## Given problem
Single out the lines that include the word "screenshot". Copy them.

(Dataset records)

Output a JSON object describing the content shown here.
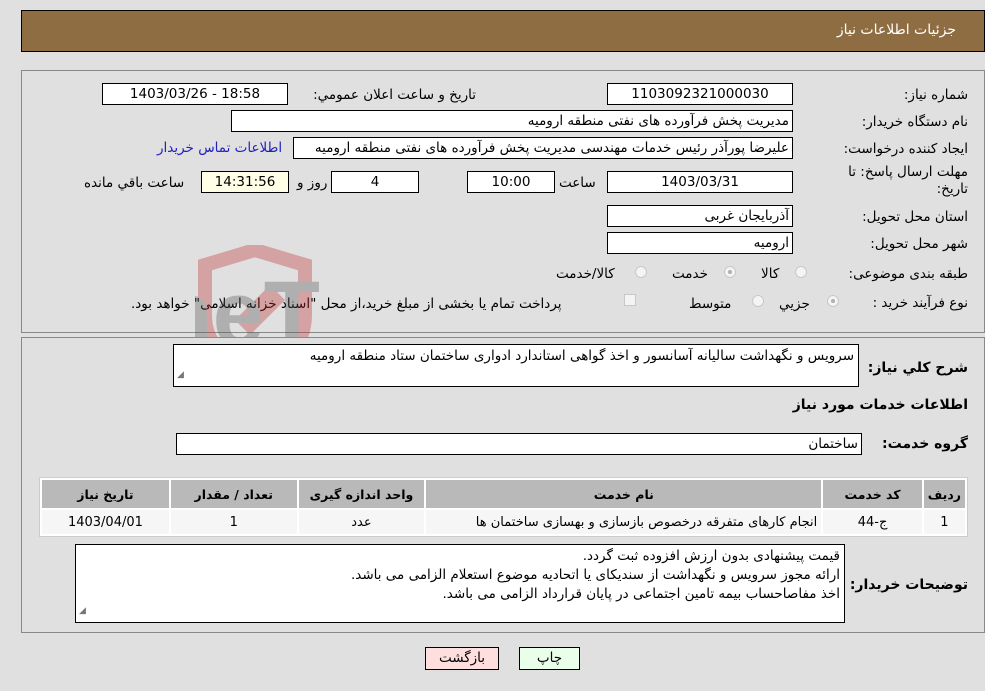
{
  "header": {
    "title": "جزئیات اطلاعات نیاز"
  },
  "form": {
    "need_number": {
      "label": "شماره نیاز:",
      "value": "1103092321000030"
    },
    "announce_datetime": {
      "label": "تاریخ و ساعت اعلان عمومي:",
      "value": "1403/03/26 - 18:58"
    },
    "buyer_org": {
      "label": "نام دستگاه خریدار:",
      "value": "مدیریت پخش فرآورده های نفتی منطقه ارومیه"
    },
    "requester": {
      "label": "ایجاد کننده درخواست:",
      "value": "علیرضا پورآذر رئیس خدمات مهندسی مدیریت پخش فرآورده های نفتی منطقه ارومیه"
    },
    "buyer_contact_link": "اطلاعات تماس خریدار",
    "deadline": {
      "label": "مهلت ارسال پاسخ: تا تاریخ:",
      "date": "1403/03/31",
      "time_label": "ساعت",
      "time": "10:00",
      "days": "4",
      "days_label": "روز و",
      "remaining": "14:31:56",
      "remaining_label": "ساعت باقي مانده"
    },
    "province": {
      "label": "استان محل تحویل:",
      "value": "آذربایجان غربی"
    },
    "city": {
      "label": "شهر محل تحویل:",
      "value": "ارومیه"
    },
    "category": {
      "label": "طبقه بندی موضوعی:",
      "options": [
        "کالا",
        "خدمت",
        "کالا/خدمت"
      ],
      "selected": "خدمت"
    },
    "purchase_type": {
      "label": "نوع فرآیند خرید :",
      "options": [
        "جزيي",
        "متوسط"
      ],
      "selected": "جزيي",
      "treasury_note": "پرداخت تمام یا بخشی از مبلغ خرید،از محل \"اسناد خزانه اسلامی\" خواهد بود."
    }
  },
  "description": {
    "label": "شرح كلي نياز:",
    "value": "سرویس و نگهداشت سالیانه آسانسور و اخذ گواهی استاندارد ادواری ساختمان ستاد منطقه ارومیه"
  },
  "services_section": {
    "title": "اطلاعات خدمات مورد نیاز",
    "group_label": "گروه خدمت:",
    "group_value": "ساختمان",
    "table": {
      "headers": [
        "ردیف",
        "کد خدمت",
        "نام خدمت",
        "واحد اندازه گیری",
        "تعداد / مقدار",
        "تاریخ نیاز"
      ],
      "rows": [
        [
          "1",
          "ج-44",
          "انجام کارهای متفرقه درخصوص بازسازی و بهسازی ساختمان ها",
          "عدد",
          "1",
          "1403/04/01"
        ]
      ]
    }
  },
  "buyer_notes": {
    "label": "توضیحات خریدار:",
    "lines": [
      "قیمت پیشنهادی بدون ارزش افزوده ثبت گردد.",
      "ارائه مجوز سرویس و نگهداشت از سندیکای یا اتحادیه موضوع استعلام الزامی می باشد.",
      "اخذ مفاصاحساب بیمه تامین اجتماعی در پایان قرارداد الزامی می باشد."
    ]
  },
  "buttons": {
    "print": "چاپ",
    "back": "بازگشت"
  },
  "watermark": {
    "text": "AriaTender.neT"
  },
  "colors": {
    "header_bg": "#8e6d42",
    "link": "#2020c0",
    "print_btn_bg": "#eaffea",
    "back_btn_bg": "#ffdede"
  }
}
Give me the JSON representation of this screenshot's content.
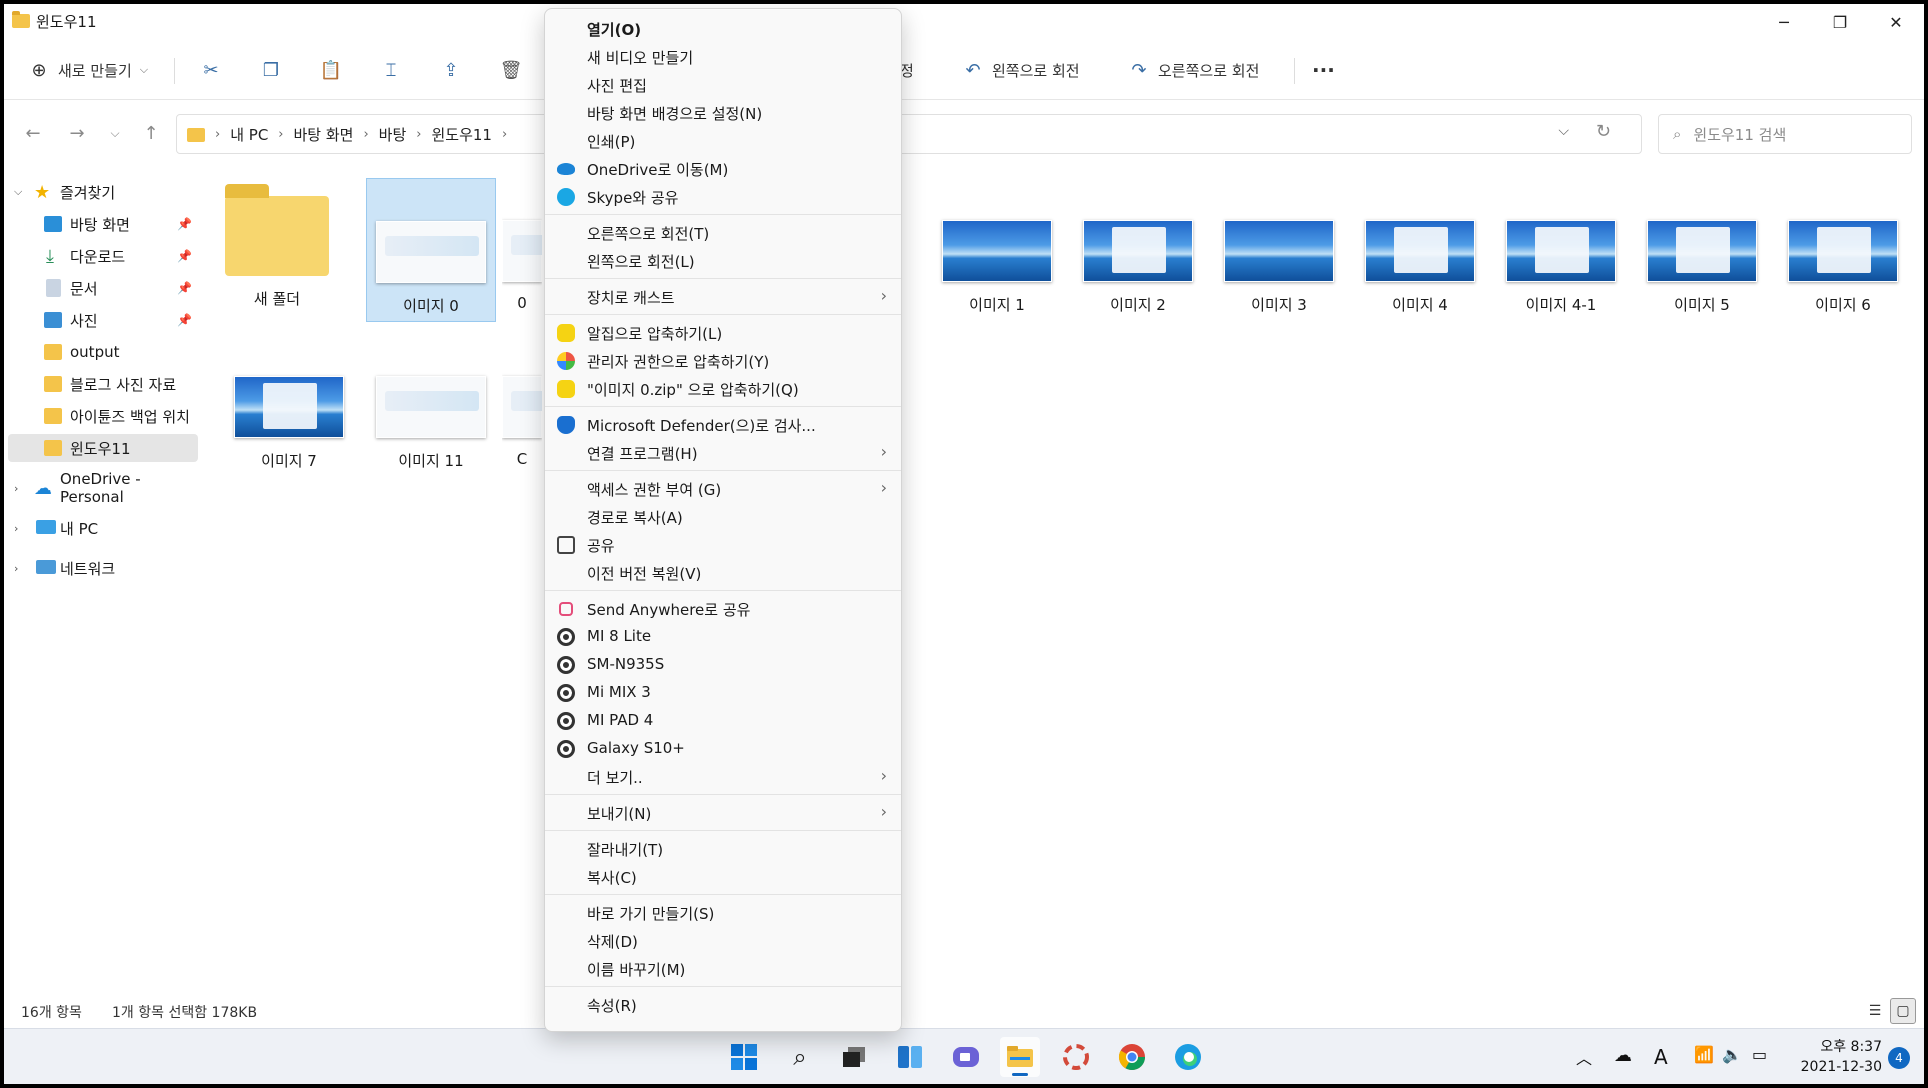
{
  "window": {
    "title": "윈도우11",
    "min": "─",
    "max": "❐",
    "close": "✕"
  },
  "commandbar": {
    "new_label": "새로 만들기",
    "new_chevron": "⌵",
    "partial_label": "정",
    "rotate_left": "왼쪽으로 회전",
    "rotate_right": "오른쪽으로 회전",
    "more": "···"
  },
  "address": {
    "crumbs": [
      "내 PC",
      "바탕 화면",
      "바탕",
      "윈도우11"
    ],
    "crumb_sep": "›",
    "search_placeholder": "윈도우11 검색"
  },
  "sidebar": {
    "quick_access": "즐겨찾기",
    "items": [
      "바탕 화면",
      "다운로드",
      "문서",
      "사진",
      "output",
      "블로그 사진 자료",
      "아이튠즈 백업 위치",
      "윈도우11"
    ],
    "onedrive": "OneDrive - Personal",
    "pc": "내 PC",
    "network": "네트워크"
  },
  "files": [
    {
      "name": "새 폴더",
      "kind": "folder"
    },
    {
      "name": "이미지 0",
      "kind": "white"
    },
    {
      "name": "이미지 1",
      "kind": "sea"
    },
    {
      "name": "이미지 2",
      "kind": "sea-win"
    },
    {
      "name": "이미지 3",
      "kind": "sea"
    },
    {
      "name": "이미지 4",
      "kind": "sea-win"
    },
    {
      "name": "이미지 4-1",
      "kind": "sea-win"
    },
    {
      "name": "이미지 5",
      "kind": "sea-win"
    },
    {
      "name": "이미지 6",
      "kind": "sea-win"
    },
    {
      "name": "이미지 7",
      "kind": "sea-win"
    },
    {
      "name": "이미지 11",
      "kind": "white"
    }
  ],
  "partial_tiles": [
    "0",
    "C"
  ],
  "status": {
    "count": "16개 항목",
    "selection": "1개 항목 선택함 178KB"
  },
  "clock": {
    "time": "오후 8:37",
    "date": "2021-12-30",
    "notifications": "4"
  },
  "tray": {
    "ime": "A"
  },
  "context_menu": {
    "groups": [
      [
        {
          "label": "열기(O)",
          "bold": true
        },
        {
          "label": "새 비디오 만들기"
        },
        {
          "label": "사진 편집"
        },
        {
          "label": "바탕 화면 배경으로 설정(N)"
        },
        {
          "label": "인쇄(P)"
        },
        {
          "label": "OneDrive로 이동(M)",
          "icon": "onedrive-icon"
        },
        {
          "label": "Skype와 공유",
          "icon": "skype-icon"
        }
      ],
      [
        {
          "label": "오른쪽으로 회전(T)"
        },
        {
          "label": "왼쪽으로 회전(L)"
        }
      ],
      [
        {
          "label": "장치로 캐스트",
          "submenu": true
        }
      ],
      [
        {
          "label": "알집으로 압축하기(L)",
          "icon": "alzip-icon"
        },
        {
          "label": "관리자 권한으로 압축하기(Y)",
          "icon": "alzip-admin-icon"
        },
        {
          "label": "\"이미지 0.zip\" 으로 압축하기(Q)",
          "icon": "alzip-icon"
        }
      ],
      [
        {
          "label": "Microsoft Defender(으)로 검사...",
          "icon": "defender-icon"
        },
        {
          "label": "연결 프로그램(H)",
          "submenu": true
        }
      ],
      [
        {
          "label": "액세스 권한 부여 (G)",
          "submenu": true
        },
        {
          "label": "경로로 복사(A)"
        },
        {
          "label": "공유",
          "icon": "share-icon"
        },
        {
          "label": "이전 버전 복원(V)"
        }
      ],
      [
        {
          "label": "Send Anywhere로 공유",
          "icon": "send-anywhere-icon"
        },
        {
          "label": "MI 8 Lite",
          "icon": "device-icon"
        },
        {
          "label": "SM-N935S",
          "icon": "device-icon"
        },
        {
          "label": "Mi MIX 3",
          "icon": "device-icon"
        },
        {
          "label": "MI PAD 4",
          "icon": "device-icon"
        },
        {
          "label": "Galaxy S10+",
          "icon": "device-icon"
        },
        {
          "label": "더 보기..",
          "submenu": true
        }
      ],
      [
        {
          "label": "보내기(N)",
          "submenu": true
        }
      ],
      [
        {
          "label": "잘라내기(T)"
        },
        {
          "label": "복사(C)"
        }
      ],
      [
        {
          "label": "바로 가기 만들기(S)"
        },
        {
          "label": "삭제(D)"
        },
        {
          "label": "이름 바꾸기(M)"
        }
      ],
      [
        {
          "label": "속성(R)"
        }
      ]
    ],
    "submenu_glyph": "›"
  },
  "colors": {
    "accent": "#1067c1",
    "selection": "#cce4f7",
    "folder": "#f4c44a"
  }
}
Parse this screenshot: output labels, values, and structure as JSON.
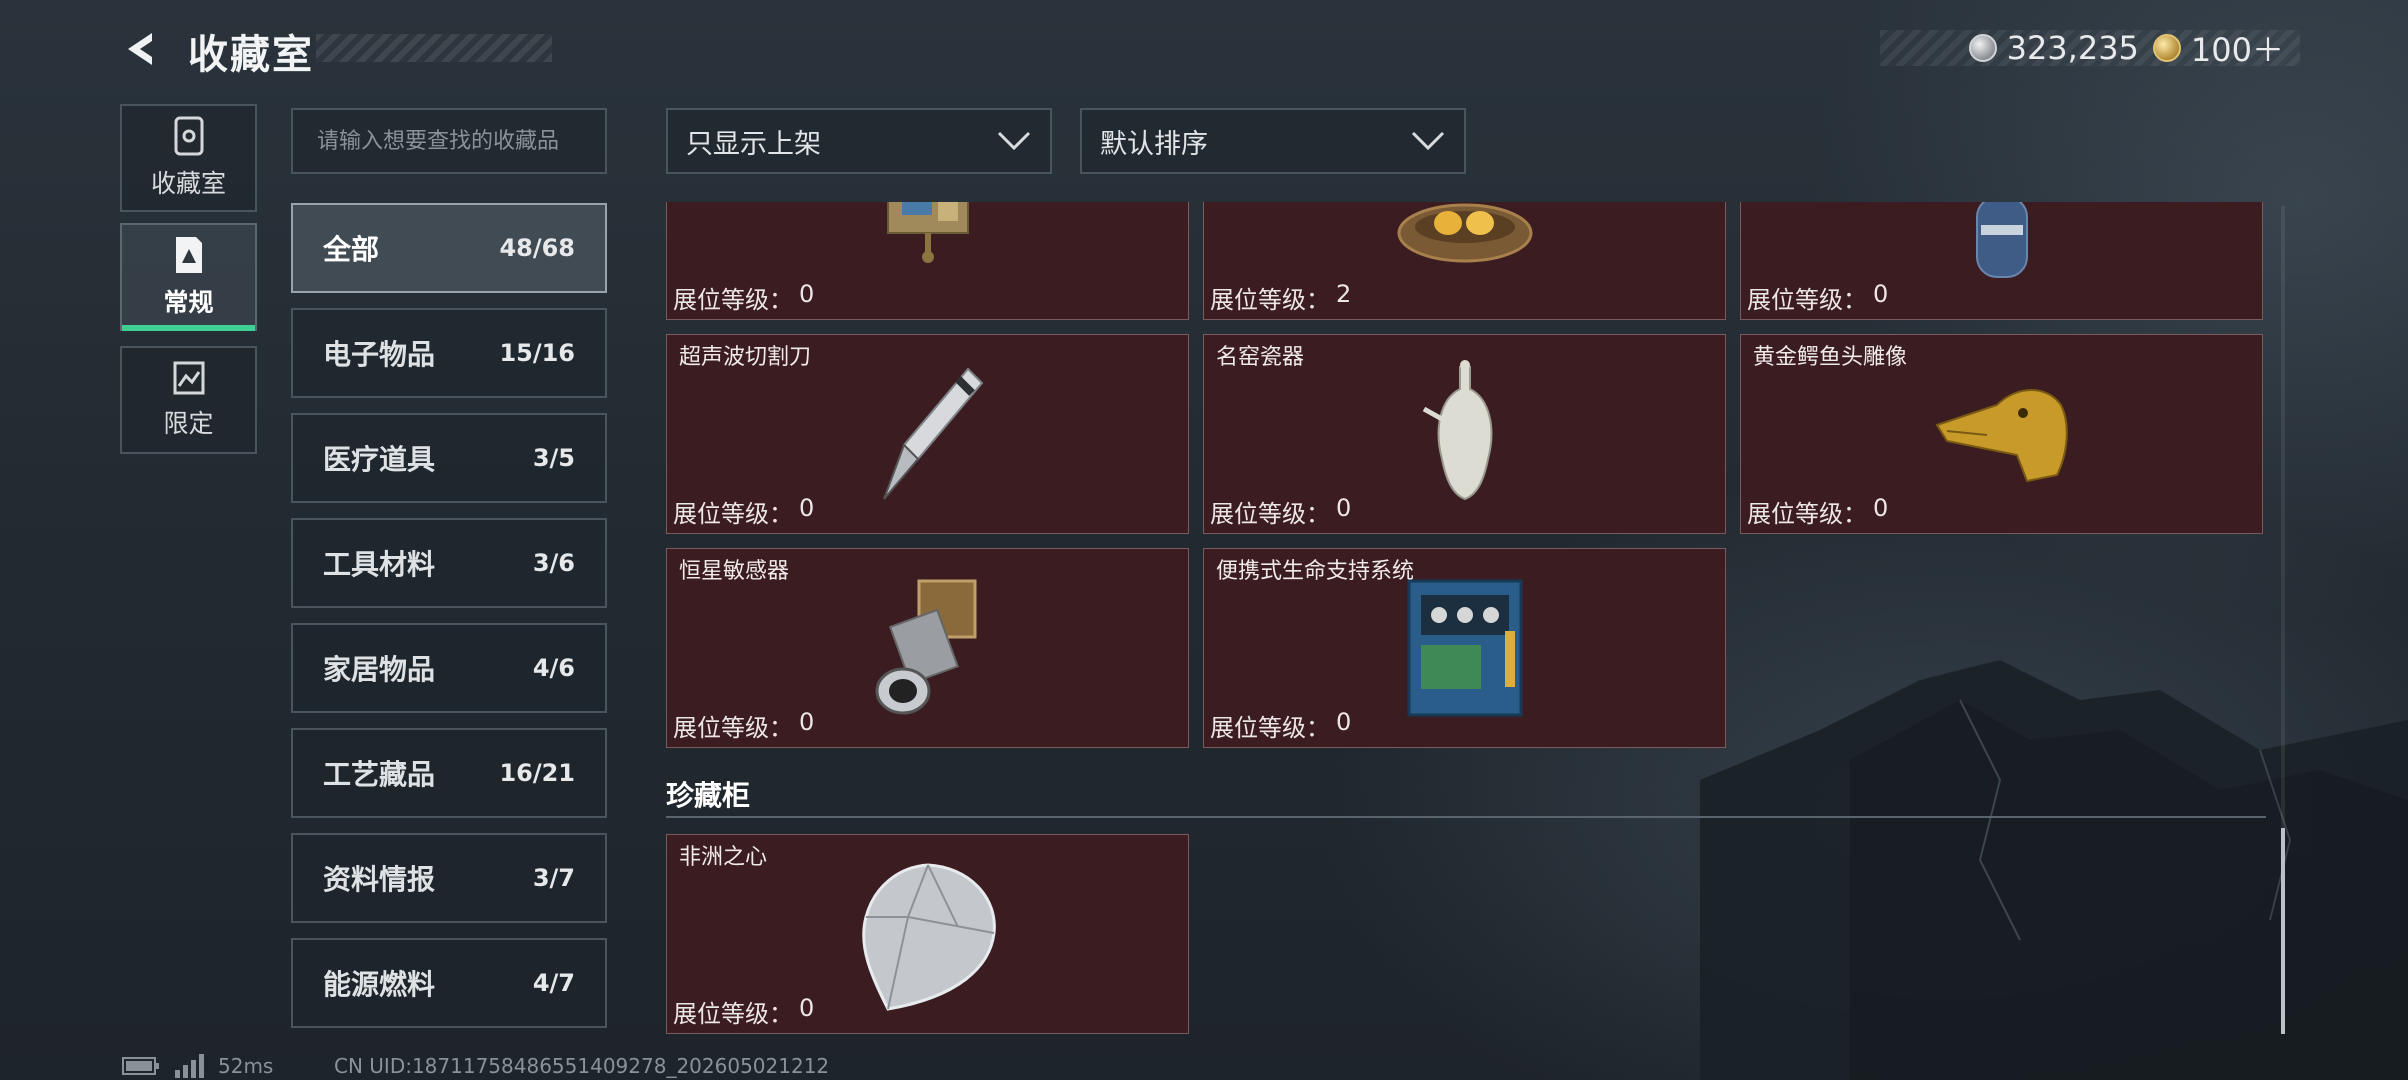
{
  "header": {
    "title": "收藏室",
    "currency_silver": "323,235",
    "currency_gold": "100＋"
  },
  "left_tabs": [
    {
      "label": "收藏室"
    },
    {
      "label": "常规"
    },
    {
      "label": "限定"
    }
  ],
  "search": {
    "placeholder": "请输入想要查找的收藏品"
  },
  "filters": {
    "shelf_filter": "只显示上架",
    "sort": "默认排序"
  },
  "categories": [
    {
      "name": "全部",
      "count": "48/68"
    },
    {
      "name": "电子物品",
      "count": "15/16"
    },
    {
      "name": "医疗道具",
      "count": "3/5"
    },
    {
      "name": "工具材料",
      "count": "3/6"
    },
    {
      "name": "家居物品",
      "count": "4/6"
    },
    {
      "name": "工艺藏品",
      "count": "16/21"
    },
    {
      "name": "资料情报",
      "count": "3/7"
    },
    {
      "name": "能源燃料",
      "count": "4/7"
    }
  ],
  "level_label": "展位等级：",
  "items": [
    {
      "name": "",
      "level": "0"
    },
    {
      "name": "",
      "level": "2"
    },
    {
      "name": "",
      "level": "0"
    },
    {
      "name": "超声波切割刀",
      "level": "0"
    },
    {
      "name": "名窑瓷器",
      "level": "0"
    },
    {
      "name": "黄金鳄鱼头雕像",
      "level": "0"
    },
    {
      "name": "恒星敏感器",
      "level": "0"
    },
    {
      "name": "便携式生命支持系统",
      "level": "0"
    }
  ],
  "section": {
    "title": "珍藏柜",
    "items": [
      {
        "name": "非洲之心",
        "level": "0"
      }
    ]
  },
  "status": {
    "ping": "52ms",
    "uid": "CN UID:18711758486551409278_202605021212"
  }
}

## Answer to this task
Give me the JSON representation of this screenshot's content.
Parse this screenshot: output labels, values, and structure as JSON.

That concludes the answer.